───── Materials provided ─────

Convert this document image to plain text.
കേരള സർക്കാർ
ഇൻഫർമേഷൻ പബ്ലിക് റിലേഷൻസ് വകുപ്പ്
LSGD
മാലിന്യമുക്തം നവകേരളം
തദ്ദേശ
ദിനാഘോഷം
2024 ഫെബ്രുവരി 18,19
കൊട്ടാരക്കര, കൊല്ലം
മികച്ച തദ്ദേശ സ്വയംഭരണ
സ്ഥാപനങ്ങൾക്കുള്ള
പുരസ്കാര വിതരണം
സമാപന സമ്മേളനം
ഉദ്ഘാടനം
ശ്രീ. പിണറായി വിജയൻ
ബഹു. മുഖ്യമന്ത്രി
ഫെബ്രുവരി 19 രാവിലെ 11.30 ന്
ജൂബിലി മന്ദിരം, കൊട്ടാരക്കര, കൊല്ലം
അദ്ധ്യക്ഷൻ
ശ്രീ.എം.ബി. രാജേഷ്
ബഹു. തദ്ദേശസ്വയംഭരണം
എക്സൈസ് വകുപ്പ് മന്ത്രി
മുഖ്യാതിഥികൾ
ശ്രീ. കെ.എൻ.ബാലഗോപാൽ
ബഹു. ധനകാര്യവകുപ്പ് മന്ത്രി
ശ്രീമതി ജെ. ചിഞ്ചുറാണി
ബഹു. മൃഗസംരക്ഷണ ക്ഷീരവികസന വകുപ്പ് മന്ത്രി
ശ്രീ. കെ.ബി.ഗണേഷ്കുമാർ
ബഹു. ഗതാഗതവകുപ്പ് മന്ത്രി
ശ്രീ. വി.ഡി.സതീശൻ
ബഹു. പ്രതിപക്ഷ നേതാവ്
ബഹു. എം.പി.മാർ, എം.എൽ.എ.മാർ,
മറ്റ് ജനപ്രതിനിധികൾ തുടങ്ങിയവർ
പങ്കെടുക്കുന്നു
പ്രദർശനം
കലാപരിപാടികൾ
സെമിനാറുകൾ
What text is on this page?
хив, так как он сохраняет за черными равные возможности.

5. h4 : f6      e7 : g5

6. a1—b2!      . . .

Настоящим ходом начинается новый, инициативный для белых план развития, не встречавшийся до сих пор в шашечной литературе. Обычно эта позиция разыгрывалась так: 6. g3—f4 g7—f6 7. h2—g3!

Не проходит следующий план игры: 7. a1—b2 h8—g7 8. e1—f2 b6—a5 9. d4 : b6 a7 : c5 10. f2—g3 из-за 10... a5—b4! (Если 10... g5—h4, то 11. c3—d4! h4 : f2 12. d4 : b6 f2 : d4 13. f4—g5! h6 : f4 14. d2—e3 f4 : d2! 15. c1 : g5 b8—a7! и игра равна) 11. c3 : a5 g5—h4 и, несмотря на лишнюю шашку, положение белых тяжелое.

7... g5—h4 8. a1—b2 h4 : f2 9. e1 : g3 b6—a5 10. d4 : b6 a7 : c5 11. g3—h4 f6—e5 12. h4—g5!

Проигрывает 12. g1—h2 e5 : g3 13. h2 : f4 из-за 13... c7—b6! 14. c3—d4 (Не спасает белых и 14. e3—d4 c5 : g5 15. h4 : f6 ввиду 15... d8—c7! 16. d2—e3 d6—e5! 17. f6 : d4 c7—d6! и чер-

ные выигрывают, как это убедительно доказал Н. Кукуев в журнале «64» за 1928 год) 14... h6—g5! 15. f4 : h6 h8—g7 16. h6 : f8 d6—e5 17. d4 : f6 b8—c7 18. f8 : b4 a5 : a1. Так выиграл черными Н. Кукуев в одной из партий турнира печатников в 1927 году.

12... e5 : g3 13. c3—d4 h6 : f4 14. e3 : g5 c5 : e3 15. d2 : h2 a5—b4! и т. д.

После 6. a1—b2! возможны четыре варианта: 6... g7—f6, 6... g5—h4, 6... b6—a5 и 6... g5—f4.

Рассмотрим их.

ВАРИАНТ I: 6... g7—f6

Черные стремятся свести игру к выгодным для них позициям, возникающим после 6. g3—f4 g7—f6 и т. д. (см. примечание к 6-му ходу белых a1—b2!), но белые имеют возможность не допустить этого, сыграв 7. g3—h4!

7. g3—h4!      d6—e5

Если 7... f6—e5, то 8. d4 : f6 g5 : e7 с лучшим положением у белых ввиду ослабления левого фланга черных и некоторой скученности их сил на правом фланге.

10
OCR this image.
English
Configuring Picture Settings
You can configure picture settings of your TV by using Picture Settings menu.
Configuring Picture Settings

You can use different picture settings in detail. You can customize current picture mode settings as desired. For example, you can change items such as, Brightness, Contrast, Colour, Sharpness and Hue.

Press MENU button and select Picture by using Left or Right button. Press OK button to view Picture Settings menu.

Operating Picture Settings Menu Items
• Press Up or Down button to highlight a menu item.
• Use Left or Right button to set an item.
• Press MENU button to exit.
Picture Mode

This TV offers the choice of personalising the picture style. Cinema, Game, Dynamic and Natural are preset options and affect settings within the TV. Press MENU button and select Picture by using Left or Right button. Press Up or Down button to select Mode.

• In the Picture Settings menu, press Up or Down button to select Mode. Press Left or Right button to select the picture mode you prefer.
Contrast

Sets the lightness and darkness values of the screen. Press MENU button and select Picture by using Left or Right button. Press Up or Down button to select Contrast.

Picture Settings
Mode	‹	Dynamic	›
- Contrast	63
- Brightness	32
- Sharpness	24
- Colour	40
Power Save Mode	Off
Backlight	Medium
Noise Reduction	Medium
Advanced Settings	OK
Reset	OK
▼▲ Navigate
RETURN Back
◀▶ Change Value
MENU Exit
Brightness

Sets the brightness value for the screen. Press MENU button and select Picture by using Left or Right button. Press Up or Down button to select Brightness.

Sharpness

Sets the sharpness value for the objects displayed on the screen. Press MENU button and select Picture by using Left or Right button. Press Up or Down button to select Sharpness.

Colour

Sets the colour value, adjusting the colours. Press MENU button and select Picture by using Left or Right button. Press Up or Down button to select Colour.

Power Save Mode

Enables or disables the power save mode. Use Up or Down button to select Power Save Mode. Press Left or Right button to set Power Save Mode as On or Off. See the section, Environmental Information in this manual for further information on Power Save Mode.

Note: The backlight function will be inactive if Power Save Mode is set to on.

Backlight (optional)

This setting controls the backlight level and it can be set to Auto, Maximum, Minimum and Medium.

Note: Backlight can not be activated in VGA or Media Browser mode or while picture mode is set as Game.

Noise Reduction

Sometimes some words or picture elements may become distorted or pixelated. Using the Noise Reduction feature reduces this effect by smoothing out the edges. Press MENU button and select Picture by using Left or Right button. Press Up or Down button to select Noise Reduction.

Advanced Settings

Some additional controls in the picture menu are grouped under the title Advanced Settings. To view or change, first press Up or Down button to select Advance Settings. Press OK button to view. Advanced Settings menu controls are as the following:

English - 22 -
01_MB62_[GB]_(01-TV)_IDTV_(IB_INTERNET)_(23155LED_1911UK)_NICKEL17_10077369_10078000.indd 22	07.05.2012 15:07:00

─────

Type out the full listing again, exactly as given.

Convert this document image to plain text.
കേരള സർക്കാർ
ഇൻഫർമേഷൻ പബ്ലിക് റിലേഷൻസ് വകുപ്പ്
LSGD
മാലിന്യമുക്തം നവകേരളം
തദ്ദേശ
ദിനാഘോഷം
2024 ഫെബ്രുവരി 18,19
കൊട്ടാരക്കര, കൊല്ലം
മികച്ച തദ്ദേശ സ്വയംഭരണ
സ്ഥാപനങ്ങൾക്കുള്ള
പുരസ്കാര വിതരണം
സമാപന സമ്മേളനം
ഉദ്ഘാടനം
ശ്രീ. പിണറായി വിജയൻ
ബഹു. മുഖ്യമന്ത്രി
ഫെബ്രുവരി 19 രാവിലെ 11.30 ന്
ജൂബിലി മന്ദിരം, കൊട്ടാരക്കര, കൊല്ലം
അദ്ധ്യക്ഷൻ
ശ്രീ.എം.ബി. രാജേഷ്
ബഹു. തദ്ദേശസ്വയംഭരണം
എക്സൈസ് വകുപ്പ് മന്ത്രി
മുഖ്യാതിഥികൾ
ശ്രീ. കെ.എൻ.ബാലഗോപാൽ
ബഹു. ധനകാര്യവകുപ്പ് മന്ത്രി
ശ്രീമതി ജെ. ചിഞ്ചുറാണി
ബഹു. മൃഗസംരക്ഷണ ക്ഷീരവികസന വകുപ്പ് മന്ത്രി
ശ്രീ. കെ.ബി.ഗണേഷ്കുമാർ
ബഹു. ഗതാഗതവകുപ്പ് മന്ത്രി
ശ്രീ. വി.ഡി.സതീശൻ
ബഹു. പ്രതിപക്ഷ നേതാവ്
ബഹു. എം.പി.മാർ, എം.എൽ.എ.മാർ,
മറ്റ് ജനപ്രതിനിധികൾ തുടങ്ങിയവർ
പങ്കെടുക്കുന്നു
പ്രദർശനം
കലാപരിപാടികൾ
സെമിനാറുകൾ
What text is on this page?
хив, так как он сохраняет за черными равные возможности.

5. h4 : f6      e7 : g5

6. a1—b2!      . . .

Настоящим ходом начинается новый, инициативный для белых план развития, не встречавшийся до сих пор в шашечной литературе. Обычно эта позиция разыгрывалась так: 6. g3—f4 g7—f6 7. h2—g3!

Не проходит следующий план игры: 7. a1—b2 h8—g7 8. e1—f2 b6—a5 9. d4 : b6 a7 : c5 10. f2—g3 из-за 10... a5—b4! (Если 10... g5—h4, то 11. c3—d4! h4 : f2 12. d4 : b6 f2 : d4 13. f4—g5! h6 : f4 14. d2—e3 f4 : d2! 15. c1 : g5 b8—a7! и игра равна) 11. c3 : a5 g5—h4 и, несмотря на лишнюю шашку, положение белых тяжелое.

7... g5—h4 8. a1—b2 h4 : f2 9. e1 : g3 b6—a5 10. d4 : b6 a7 : c5 11. g3—h4 f6—e5 12. h4—g5!

Проигрывает 12. g1—h2 e5 : g3 13. h2 : f4 из-за 13... c7—b6! 14. c3—d4 (Не спасает белых и 14. e3—d4 c5 : g5 15. h4 : f6 ввиду 15... d8—c7! 16. d2—e3 d6—e5! 17. f6 : d4 c7—d6! и чер-

ные выигрывают, как это убедительно доказал Н. Кукуев в журнале «64» за 1928 год) 14... h6—g5! 15. f4 : h6 h8—g7 16. h6 : f8 d6—e5 17. d4 : f6 b8—c7 18. f8 : b4 a5 : a1. Так выиграл черными Н. Кукуев в одной из партий турнира печатников в 1927 году.

12... e5 : g3 13. c3—d4 h6 : f4 14. e3 : g5 c5 : e3 15. d2 : h2 a5—b4! и т. д.

После 6. a1—b2! возможны четыре варианта: 6... g7—f6, 6... g5—h4, 6... b6—a5 и 6... g5—f4.

Рассмотрим их.

ВАРИАНТ I: 6... g7—f6

Черные стремятся свести игру к выгодным для них позициям, возникающим после 6. g3—f4 g7—f6 и т. д. (см. примечание к 6-му ходу белых a1—b2!), но белые имеют возможность не допустить этого, сыграв 7. g3—h4!

7. g3—h4!      d6—e5

Если 7... f6—e5, то 8. d4 : f6 g5 : e7 с лучшим положением у белых ввиду ослабления левого фланга черных и некоторой скученности их сил на правом фланге.

10
OCR this image.
English
Configuring Picture Settings
You can configure picture settings of your TV by using Picture Settings menu.
Configuring Picture Settings

You can use different picture settings in detail. You can customize current picture mode settings as desired. For example, you can change items such as, Brightness, Contrast, Colour, Sharpness and Hue.

Press MENU button and select Picture by using Left or Right button. Press OK button to view Picture Settings menu.

Operating Picture Settings Menu Items
• Press Up or Down button to highlight a menu item.
• Use Left or Right button to set an item.
• Press MENU button to exit.
Picture Mode

This TV offers the choice of personalising the picture style. Cinema, Game, Dynamic and Natural are preset options and affect settings within the TV. Press MENU button and select Picture by using Left or Right button. Press Up or Down button to select Mode.

• In the Picture Settings menu, press Up or Down button to select Mode. Press Left or Right button to select the picture mode you prefer.
Contrast

Sets the lightness and darkness values of the screen. Press MENU button and select Picture by using Left or Right button. Press Up or Down button to select Contrast.

Picture Settings
Mode	‹	Dynamic	›
- Contrast	63
- Brightness	32
- Sharpness	24
- Colour	40
Power Save Mode	Off
Backlight	Medium
Noise Reduction	Medium
Advanced Settings	OK
Reset	OK
▼▲ Navigate
RETURN Back
◀▶ Change Value
MENU Exit
Brightness

Sets the brightness value for the screen. Press MENU button and select Picture by using Left or Right button. Press Up or Down button to select Brightness.

Sharpness

Sets the sharpness value for the objects displayed on the screen. Press MENU button and select Picture by using Left or Right button. Press Up or Down button to select Sharpness.

Colour

Sets the colour value, adjusting the colours. Press MENU button and select Picture by using Left or Right button. Press Up or Down button to select Colour.

Power Save Mode

Enables or disables the power save mode. Use Up or Down button to select Power Save Mode. Press Left or Right button to set Power Save Mode as On or Off. See the section, Environmental Information in this manual for further information on Power Save Mode.

Note: The backlight function will be inactive if Power Save Mode is set to on.

Backlight (optional)

This setting controls the backlight level and it can be set to Auto, Maximum, Minimum and Medium.

Note: Backlight can not be activated in VGA or Media Browser mode or while picture mode is set as Game.

Noise Reduction

Sometimes some words or picture elements may become distorted or pixelated. Using the Noise Reduction feature reduces this effect by smoothing out the edges. Press MENU button and select Picture by using Left or Right button. Press Up or Down button to select Noise Reduction.

Advanced Settings

Some additional controls in the picture menu are grouped under the title Advanced Settings. To view or change, first press Up or Down button to select Advance Settings. Press OK button to view. Advanced Settings menu controls are as the following:

English - 22 -
01_MB62_[GB]_(01-TV)_IDTV_(IB_INTERNET)_(23155LED_1911UK)_NICKEL17_10077369_10078000.indd 22	07.05.2012 15:07:00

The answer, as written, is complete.